Your objective ▸ Return each line of the records with nothing changed, pictures excepted.
── Excerpted data
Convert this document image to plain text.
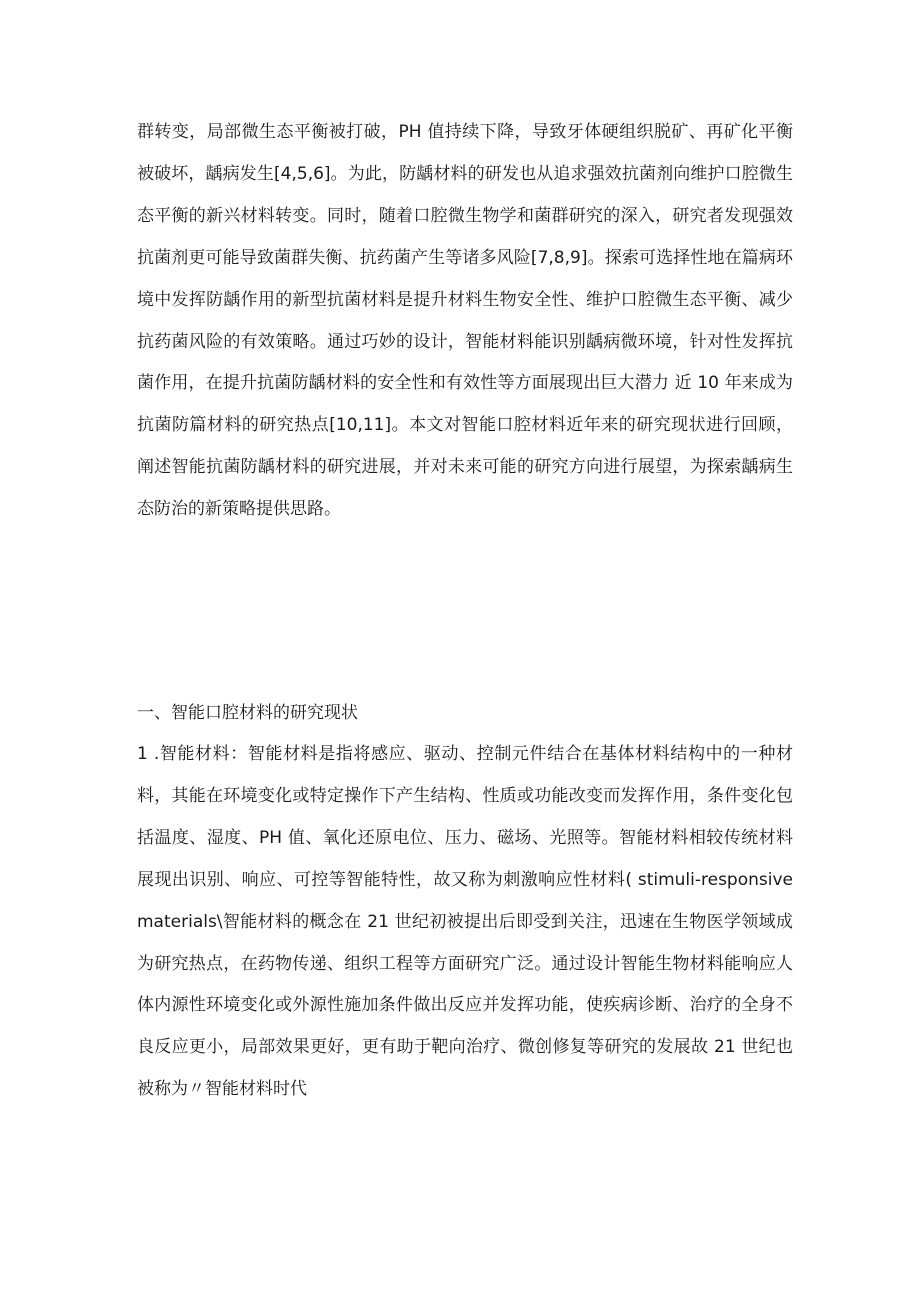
群转变，局部微生态平衡被打破，PH 值持续下降，导致牙体硬组织脱矿、再矿化平衡被破坏，龋病发生[4,5,6]。为此，防龋材料的研发也从追求强效抗菌剂向维护口腔微生态平衡的新兴材料转变。同时，随着口腔微生物学和菌群研究的深入，研究者发现强效抗菌剂更可能导致菌群失衡、抗药菌产生等诸多风险[7,8,9]。探索可选择性地在篇病环境中发挥防龋作用的新型抗菌材料是提升材料生物安全性、维护口腔微生态平衡、减少抗药菌风险的有效策略。通过巧妙的设计，智能材料能识别龋病微环境，针对性发挥抗菌作用，在提升抗菌防龋材料的安全性和有效性等方面展现出巨大潜力 近 10 年来成为抗菌防篇材料的研究热点[10,11]。本文对智能口腔材料近年来的研究现状进行回顾，阐述智能抗菌防龋材料的研究进展，并对未来可能的研究方向进行展望，为探索龋病生态防治的新策略提供思路。

一、智能口腔材料的研究现状

1 .智能材料：智能材料是指将感应、驱动、控制元件结合在基体材料结构中的一种材料，其能在环境变化或特定操作下产生结构、性质或功能改变而发挥作用，条件变化包括温度、湿度、PH 值、氧化还原电位、压力、磁场、光照等。智能材料相较传统材料展现出识别、响应、可控等智能特性，故又称为刺激响应性材料( stimuli-responsivematerials\智能材料的概念在 21 世纪初被提出后即受到关注，迅速在生物医学领域成为研究热点，在药物传递、组织工程等方面研究广泛。通过设计智能生物材料能响应人体内源性环境变化或外源性施加条件做出反应并发挥功能，使疾病诊断、治疗的全身不良反应更小，局部效果更好，更有助于靶向治疗、微创修复等研究的发展故 21 世纪也被称为〃智能材料时代
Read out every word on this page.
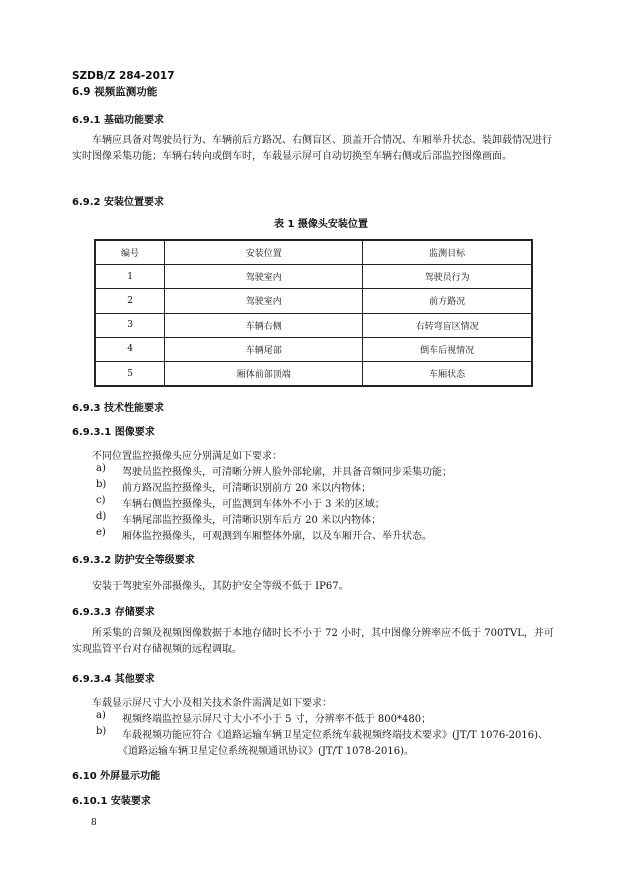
SZDB/Z 284-2017
6.9 视频监测功能
6.9.1 基础功能要求
车辆应具备对驾驶员行为、车辆前后方路况、右侧盲区、顶盖开合情况、车厢举升状态、装卸载情况进行实时图像采集功能；车辆右转向或倒车时，车载显示屏可自动切换至车辆右侧或后部监控图像画面。
6.9.2 安装位置要求
表 1 摄像头安装位置
编号	安装位置	监测目标
1	驾驶室内	驾驶员行为
2	驾驶室内	前方路况
3	车辆右侧	右转弯盲区情况
4	车辆尾部	倒车后视情况
5	厢体前部顶端	车厢状态
6.9.3 技术性能要求
6.9.3.1 图像要求
不同位置监控摄像头应分别满足如下要求：
a) 驾驶员监控摄像头，可清晰分辨人脸外部轮廓，并具备音频同步采集功能；
b) 前方路况监控摄像头，可清晰识别前方 20 米以内物体；
c) 车辆右侧监控摄像头，可监测到车体外不小于 3 米的区域；
d) 车辆尾部监控摄像头，可清晰识别车后方 20 米以内物体；
e) 厢体监控摄像头，可观测到车厢整体外廓，以及车厢开合、举升状态。
6.9.3.2 防护安全等级要求
安装于驾驶室外部摄像头，其防护安全等级不低于 IP67。
6.9.3.3 存储要求
所采集的音频及视频图像数据于本地存储时长不小于 72 小时，其中图像分辨率应不低于 700TVL，并可实现监管平台对存储视频的远程调取。
6.9.3.4 其他要求
车载显示屏尺寸大小及相关技术条件需满足如下要求：
a) 视频终端监控显示屏尺寸大小不小于 5 寸，分辨率不低于 800*480；
b) 车载视频功能应符合《道路运输车辆卫星定位系统车载视频终端技术要求》(JT/T 1076-2016)、
《道路运输车辆卫星定位系统视频通讯协议》(JT/T 1078-2016)。
6.10 外屏显示功能
6.10.1 安装要求
8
────
Result ▸
Convert this document image to plain text.
群转变，局部微生态平衡被打破，PH 值持续下降，导致牙体硬组织脱矿、再矿化平衡被破坏，龋病发生[4,5,6]。为此，防龋材料的研发也从追求强效抗菌剂向维护口腔微生态平衡的新兴材料转变。同时，随着口腔微生物学和菌群研究的深入，研究者发现强效抗菌剂更可能导致菌群失衡、抗药菌产生等诸多风险[7,8,9]。探索可选择性地在篇病环境中发挥防龋作用的新型抗菌材料是提升材料生物安全性、维护口腔微生态平衡、减少抗药菌风险的有效策略。通过巧妙的设计，智能材料能识别龋病微环境，针对性发挥抗菌作用，在提升抗菌防龋材料的安全性和有效性等方面展现出巨大潜力 近 10 年来成为抗菌防篇材料的研究热点[10,11]。本文对智能口腔材料近年来的研究现状进行回顾，阐述智能抗菌防龋材料的研究进展，并对未来可能的研究方向进行展望，为探索龋病生态防治的新策略提供思路。

一、智能口腔材料的研究现状

1 .智能材料：智能材料是指将感应、驱动、控制元件结合在基体材料结构中的一种材料，其能在环境变化或特定操作下产生结构、性质或功能改变而发挥作用，条件变化包括温度、湿度、PH 值、氧化还原电位、压力、磁场、光照等。智能材料相较传统材料展现出识别、响应、可控等智能特性，故又称为刺激响应性材料( stimuli-responsivematerials\智能材料的概念在 21 世纪初被提出后即受到关注，迅速在生物医学领域成为研究热点，在药物传递、组织工程等方面研究广泛。通过设计智能生物材料能响应人体内源性环境变化或外源性施加条件做出反应并发挥功能，使疾病诊断、治疗的全身不良反应更小，局部效果更好，更有助于靶向治疗、微创修复等研究的发展故 21 世纪也被称为〃智能材料时代
Read out every word on this page.
SZDB/Z 284-2017
6.9 视频监测功能
6.9.1 基础功能要求
车辆应具备对驾驶员行为、车辆前后方路况、右侧盲区、顶盖开合情况、车厢举升状态、装卸载情况进行实时图像采集功能；车辆右转向或倒车时，车载显示屏可自动切换至车辆右侧或后部监控图像画面。
6.9.2 安装位置要求
表 1 摄像头安装位置
编号	安装位置	监测目标
1	驾驶室内	驾驶员行为
2	驾驶室内	前方路况
3	车辆右侧	右转弯盲区情况
4	车辆尾部	倒车后视情况
5	厢体前部顶端	车厢状态
6.9.3 技术性能要求
6.9.3.1 图像要求
不同位置监控摄像头应分别满足如下要求：
a) 驾驶员监控摄像头，可清晰分辨人脸外部轮廓，并具备音频同步采集功能；
b) 前方路况监控摄像头，可清晰识别前方 20 米以内物体；
c) 车辆右侧监控摄像头，可监测到车体外不小于 3 米的区域；
d) 车辆尾部监控摄像头，可清晰识别车后方 20 米以内物体；
e) 厢体监控摄像头，可观测到车厢整体外廓，以及车厢开合、举升状态。
6.9.3.2 防护安全等级要求
安装于驾驶室外部摄像头，其防护安全等级不低于 IP67。
6.9.3.3 存储要求
所采集的音频及视频图像数据于本地存储时长不小于 72 小时，其中图像分辨率应不低于 700TVL，并可实现监管平台对存储视频的远程调取。
6.9.3.4 其他要求
车载显示屏尺寸大小及相关技术条件需满足如下要求：
a) 视频终端监控显示屏尺寸大小不小于 5 寸，分辨率不低于 800*480；
b) 车载视频功能应符合《道路运输车辆卫星定位系统车载视频终端技术要求》(JT/T 1076-2016)、
《道路运输车辆卫星定位系统视频通讯协议》(JT/T 1078-2016)。
6.10 外屏显示功能
6.10.1 安装要求
8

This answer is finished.